_Task_:
Leaving out the pictures, transcribe all of the records faithfully.

========================

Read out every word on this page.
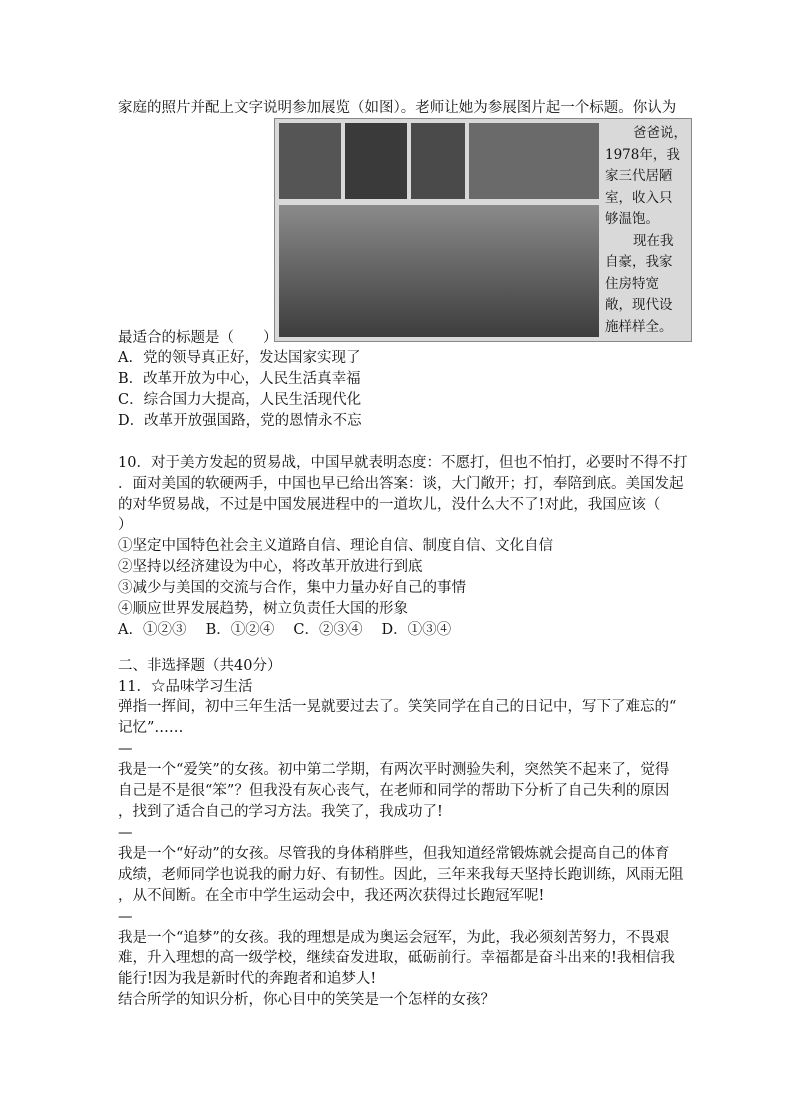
家庭的照片并配上文字说明参加展览（如图）。老师让她为参展图片起一个标题。你认为
爸爸说，
1978年，我
家三代居陋
室，收入只
够温饱。
现在我
自豪，我家
住房特宽
敞，现代设
施样样全。
最适合的标题是（　　）
A．党的领导真正好，发达国家实现了
B．改革开放为中心，人民生活真幸福
C．综合国力大提高，人民生活现代化
D．改革开放强国路，党的恩情永不忘
10．对于美方发起的贸易战，中国早就表明态度：不愿打，但也不怕打，必要时不得不打
．面对美国的软硬两手，中国也早已给出答案：谈，大门敞开；打，奉陪到底。美国发起
的对华贸易战，不过是中国发展进程中的一道坎儿，没什么大不了!对此，我国应该（
）
①坚定中国特色社会主义道路自信、理论自信、制度自信、文化自信
②坚持以经济建设为中心，将改革开放进行到底
③减少与美国的交流与合作，集中力量办好自己的事情
④顺应世界发展趋势，树立负责任大国的形象
A．①②③　 B．①②④　 C．②③④　 D．①③④
二、非选择题（共40分）
11．☆品味学习生活
弹指一挥间，初中三年生活一晃就要过去了。笑笑同学在自己的日记中，写下了难忘的“
记忆”……
—
我是一个“爱笑”的女孩。初中第二学期，有两次平时测验失利，突然笑不起来了，觉得
自己是不是很“笨”？但我没有灰心丧气，在老师和同学的帮助下分析了自己失利的原因
，找到了适合自己的学习方法。我笑了，我成功了!
—
我是一个“好动”的女孩。尽管我的身体稍胖些，但我知道经常锻炼就会提高自己的体育
成绩，老师同学也说我的耐力好、有韧性。因此，三年来我每天坚持长跑训练，风雨无阻
，从不间断。在全市中学生运动会中，我还两次获得过长跑冠军呢!
—
我是一个“追梦”的女孩。我的理想是成为奥运会冠军，为此，我必须刻苦努力，不畏艰
难，升入理想的高一级学校，继续奋发进取，砥砺前行。幸福都是奋斗出来的!我相信我
能行!因为我是新时代的奔跑者和追梦人!
结合所学的知识分析，你心目中的笑笑是一个怎样的女孩？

========================

_Written response_:
Read out every word on this page.
家庭的照片并配上文字说明参加展览（如图）。老师让她为参展图片起一个标题。你认为
爸爸说，
1978年，我
家三代居陋
室，收入只
够温饱。
现在我
自豪，我家
住房特宽
敞，现代设
施样样全。
最适合的标题是（　　）
A．党的领导真正好，发达国家实现了
B．改革开放为中心，人民生活真幸福
C．综合国力大提高，人民生活现代化
D．改革开放强国路，党的恩情永不忘
10．对于美方发起的贸易战，中国早就表明态度：不愿打，但也不怕打，必要时不得不打
．面对美国的软硬两手，中国也早已给出答案：谈，大门敞开；打，奉陪到底。美国发起
的对华贸易战，不过是中国发展进程中的一道坎儿，没什么大不了!对此，我国应该（
）
①坚定中国特色社会主义道路自信、理论自信、制度自信、文化自信
②坚持以经济建设为中心，将改革开放进行到底
③减少与美国的交流与合作，集中力量办好自己的事情
④顺应世界发展趋势，树立负责任大国的形象
A．①②③　 B．①②④　 C．②③④　 D．①③④
二、非选择题（共40分）
11．☆品味学习生活
弹指一挥间，初中三年生活一晃就要过去了。笑笑同学在自己的日记中，写下了难忘的“
记忆”……
—
我是一个“爱笑”的女孩。初中第二学期，有两次平时测验失利，突然笑不起来了，觉得
自己是不是很“笨”？但我没有灰心丧气，在老师和同学的帮助下分析了自己失利的原因
，找到了适合自己的学习方法。我笑了，我成功了!
—
我是一个“好动”的女孩。尽管我的身体稍胖些，但我知道经常锻炼就会提高自己的体育
成绩，老师同学也说我的耐力好、有韧性。因此，三年来我每天坚持长跑训练，风雨无阻
，从不间断。在全市中学生运动会中，我还两次获得过长跑冠军呢!
—
我是一个“追梦”的女孩。我的理想是成为奥运会冠军，为此，我必须刻苦努力，不畏艰
难，升入理想的高一级学校，继续奋发进取，砥砺前行。幸福都是奋斗出来的!我相信我
能行!因为我是新时代的奔跑者和追梦人!
结合所学的知识分析，你心目中的笑笑是一个怎样的女孩？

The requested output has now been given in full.